## Problem statement
Check each line of the material. Copy those containing "this".

━━━ Material provided ━━━

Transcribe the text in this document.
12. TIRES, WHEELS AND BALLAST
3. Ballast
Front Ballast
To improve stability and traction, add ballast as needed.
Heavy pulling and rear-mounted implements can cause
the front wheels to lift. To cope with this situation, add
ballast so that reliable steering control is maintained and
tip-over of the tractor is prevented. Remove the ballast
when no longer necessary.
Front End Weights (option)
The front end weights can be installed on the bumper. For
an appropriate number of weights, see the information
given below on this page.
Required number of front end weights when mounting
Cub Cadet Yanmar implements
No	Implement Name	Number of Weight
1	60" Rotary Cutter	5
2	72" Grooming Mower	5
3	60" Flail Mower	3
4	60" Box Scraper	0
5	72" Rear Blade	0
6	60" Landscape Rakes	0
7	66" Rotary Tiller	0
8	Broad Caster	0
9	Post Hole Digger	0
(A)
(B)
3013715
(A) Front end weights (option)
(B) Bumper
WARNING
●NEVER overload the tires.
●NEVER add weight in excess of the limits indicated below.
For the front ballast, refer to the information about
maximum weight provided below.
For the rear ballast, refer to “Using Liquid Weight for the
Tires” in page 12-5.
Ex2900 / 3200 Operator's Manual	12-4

━━━

## Response
Transcribe the text in this document.
the front wheels to lift. To cope with this situation, add
given below on this page.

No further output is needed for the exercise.